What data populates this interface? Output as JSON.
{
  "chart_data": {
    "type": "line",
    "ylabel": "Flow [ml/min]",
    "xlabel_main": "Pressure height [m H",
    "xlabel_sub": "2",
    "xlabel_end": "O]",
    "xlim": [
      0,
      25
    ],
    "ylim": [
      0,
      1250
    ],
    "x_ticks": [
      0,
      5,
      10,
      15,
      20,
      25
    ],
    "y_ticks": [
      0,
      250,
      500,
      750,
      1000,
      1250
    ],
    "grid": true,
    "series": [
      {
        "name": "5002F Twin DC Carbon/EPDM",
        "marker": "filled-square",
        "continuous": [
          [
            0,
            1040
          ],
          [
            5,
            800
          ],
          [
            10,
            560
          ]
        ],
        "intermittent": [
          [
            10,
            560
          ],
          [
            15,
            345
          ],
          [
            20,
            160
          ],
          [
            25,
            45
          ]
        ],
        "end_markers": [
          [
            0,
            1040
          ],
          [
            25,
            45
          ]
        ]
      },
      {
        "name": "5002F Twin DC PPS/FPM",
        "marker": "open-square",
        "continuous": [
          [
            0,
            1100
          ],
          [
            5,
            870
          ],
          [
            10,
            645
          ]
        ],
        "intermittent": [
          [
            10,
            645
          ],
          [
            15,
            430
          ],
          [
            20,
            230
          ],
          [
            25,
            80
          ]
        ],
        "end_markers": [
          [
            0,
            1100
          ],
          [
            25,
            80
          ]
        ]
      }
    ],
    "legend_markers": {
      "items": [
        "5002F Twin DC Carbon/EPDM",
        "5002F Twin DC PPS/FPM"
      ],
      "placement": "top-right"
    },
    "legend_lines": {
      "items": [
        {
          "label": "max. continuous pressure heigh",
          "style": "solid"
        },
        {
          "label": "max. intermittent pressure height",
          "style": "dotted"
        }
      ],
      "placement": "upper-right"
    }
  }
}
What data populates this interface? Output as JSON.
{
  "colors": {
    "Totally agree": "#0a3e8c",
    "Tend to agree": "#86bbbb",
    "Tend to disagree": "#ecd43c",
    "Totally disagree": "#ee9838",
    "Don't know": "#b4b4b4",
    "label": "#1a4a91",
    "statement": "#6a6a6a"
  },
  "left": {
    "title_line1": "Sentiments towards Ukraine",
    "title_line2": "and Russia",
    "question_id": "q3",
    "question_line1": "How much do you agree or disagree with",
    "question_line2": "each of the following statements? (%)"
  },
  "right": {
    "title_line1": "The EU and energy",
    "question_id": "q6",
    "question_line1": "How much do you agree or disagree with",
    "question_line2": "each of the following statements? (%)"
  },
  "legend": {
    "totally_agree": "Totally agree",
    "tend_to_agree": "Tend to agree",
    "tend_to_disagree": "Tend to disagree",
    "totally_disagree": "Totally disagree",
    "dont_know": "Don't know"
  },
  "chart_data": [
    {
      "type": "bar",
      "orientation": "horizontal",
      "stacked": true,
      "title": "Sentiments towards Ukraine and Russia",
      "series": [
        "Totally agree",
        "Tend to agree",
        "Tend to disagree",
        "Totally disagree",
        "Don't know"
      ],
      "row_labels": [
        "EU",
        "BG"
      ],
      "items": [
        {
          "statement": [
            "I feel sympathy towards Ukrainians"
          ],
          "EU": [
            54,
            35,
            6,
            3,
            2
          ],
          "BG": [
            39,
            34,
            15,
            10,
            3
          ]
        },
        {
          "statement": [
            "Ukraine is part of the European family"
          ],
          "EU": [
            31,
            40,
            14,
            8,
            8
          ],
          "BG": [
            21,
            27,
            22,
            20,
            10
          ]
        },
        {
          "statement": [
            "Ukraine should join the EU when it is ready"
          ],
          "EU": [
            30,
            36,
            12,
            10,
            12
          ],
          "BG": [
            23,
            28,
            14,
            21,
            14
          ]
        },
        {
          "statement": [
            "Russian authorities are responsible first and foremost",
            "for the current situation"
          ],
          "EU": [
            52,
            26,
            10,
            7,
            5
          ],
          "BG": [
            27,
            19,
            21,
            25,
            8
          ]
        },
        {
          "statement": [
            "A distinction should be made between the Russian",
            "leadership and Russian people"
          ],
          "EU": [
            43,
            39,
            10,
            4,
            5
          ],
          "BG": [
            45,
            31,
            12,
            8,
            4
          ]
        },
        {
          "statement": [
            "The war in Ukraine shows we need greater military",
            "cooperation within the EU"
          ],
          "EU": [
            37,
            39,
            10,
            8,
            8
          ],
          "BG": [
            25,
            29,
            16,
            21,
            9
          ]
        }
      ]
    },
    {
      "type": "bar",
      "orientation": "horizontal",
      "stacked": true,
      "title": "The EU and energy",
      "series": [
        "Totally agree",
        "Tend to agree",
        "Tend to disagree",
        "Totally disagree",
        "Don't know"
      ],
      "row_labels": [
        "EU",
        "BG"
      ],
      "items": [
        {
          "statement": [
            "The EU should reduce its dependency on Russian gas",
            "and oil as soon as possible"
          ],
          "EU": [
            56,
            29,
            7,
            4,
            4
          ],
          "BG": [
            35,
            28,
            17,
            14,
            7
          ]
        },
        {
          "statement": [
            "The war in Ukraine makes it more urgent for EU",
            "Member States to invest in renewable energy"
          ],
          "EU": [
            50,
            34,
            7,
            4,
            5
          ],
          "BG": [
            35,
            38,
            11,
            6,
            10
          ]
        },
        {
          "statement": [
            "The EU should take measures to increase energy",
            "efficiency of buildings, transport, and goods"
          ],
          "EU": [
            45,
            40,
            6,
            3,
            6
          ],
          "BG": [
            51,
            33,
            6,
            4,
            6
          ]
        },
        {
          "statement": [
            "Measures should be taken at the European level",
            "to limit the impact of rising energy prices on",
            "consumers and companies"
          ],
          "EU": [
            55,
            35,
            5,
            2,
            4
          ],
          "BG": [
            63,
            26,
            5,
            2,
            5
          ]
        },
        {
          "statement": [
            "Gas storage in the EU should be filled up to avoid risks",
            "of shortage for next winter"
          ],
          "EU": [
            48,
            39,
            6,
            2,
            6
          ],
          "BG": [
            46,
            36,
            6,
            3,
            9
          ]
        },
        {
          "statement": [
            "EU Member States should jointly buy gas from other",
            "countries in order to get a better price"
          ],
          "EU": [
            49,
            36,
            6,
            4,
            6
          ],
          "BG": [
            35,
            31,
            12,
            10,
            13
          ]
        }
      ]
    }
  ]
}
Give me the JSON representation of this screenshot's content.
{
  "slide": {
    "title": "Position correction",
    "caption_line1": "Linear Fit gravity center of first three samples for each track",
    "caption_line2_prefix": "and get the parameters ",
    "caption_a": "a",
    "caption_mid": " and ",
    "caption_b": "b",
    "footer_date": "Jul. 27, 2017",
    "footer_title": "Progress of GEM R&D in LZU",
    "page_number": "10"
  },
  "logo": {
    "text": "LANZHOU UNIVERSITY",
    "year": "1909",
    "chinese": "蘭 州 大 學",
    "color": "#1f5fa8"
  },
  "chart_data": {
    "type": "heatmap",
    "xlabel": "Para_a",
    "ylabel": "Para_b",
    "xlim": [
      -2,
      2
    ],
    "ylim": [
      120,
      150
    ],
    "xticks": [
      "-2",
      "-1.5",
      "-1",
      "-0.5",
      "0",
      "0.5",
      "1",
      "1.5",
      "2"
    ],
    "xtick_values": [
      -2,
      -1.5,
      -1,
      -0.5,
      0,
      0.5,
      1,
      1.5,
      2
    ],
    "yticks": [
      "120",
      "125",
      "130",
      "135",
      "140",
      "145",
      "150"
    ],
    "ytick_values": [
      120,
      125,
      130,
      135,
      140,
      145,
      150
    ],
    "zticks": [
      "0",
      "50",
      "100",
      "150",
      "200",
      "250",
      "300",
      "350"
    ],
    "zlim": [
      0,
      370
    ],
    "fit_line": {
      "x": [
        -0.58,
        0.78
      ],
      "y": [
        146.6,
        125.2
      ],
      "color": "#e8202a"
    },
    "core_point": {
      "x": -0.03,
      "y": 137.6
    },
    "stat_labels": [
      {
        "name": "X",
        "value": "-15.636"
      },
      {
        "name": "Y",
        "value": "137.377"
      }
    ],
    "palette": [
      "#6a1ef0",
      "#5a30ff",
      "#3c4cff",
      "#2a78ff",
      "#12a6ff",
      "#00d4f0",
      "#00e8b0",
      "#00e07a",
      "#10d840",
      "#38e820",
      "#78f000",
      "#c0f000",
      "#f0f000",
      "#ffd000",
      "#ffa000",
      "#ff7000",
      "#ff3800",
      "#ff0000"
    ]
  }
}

—————

▶ **Task to complete**: Extract lines where the string "Tend" occurs.

▶ **Exercise result**:
    "Tend to agree": "#86bbbb",
    "Tend to disagree": "#ecd43c",
    "tend_to_agree": "Tend to agree",
    "tend_to_disagree": "Tend to disagree",
        "Tend to agree",
        "Tend to disagree",
        "Tend to agree",
        "Tend to disagree",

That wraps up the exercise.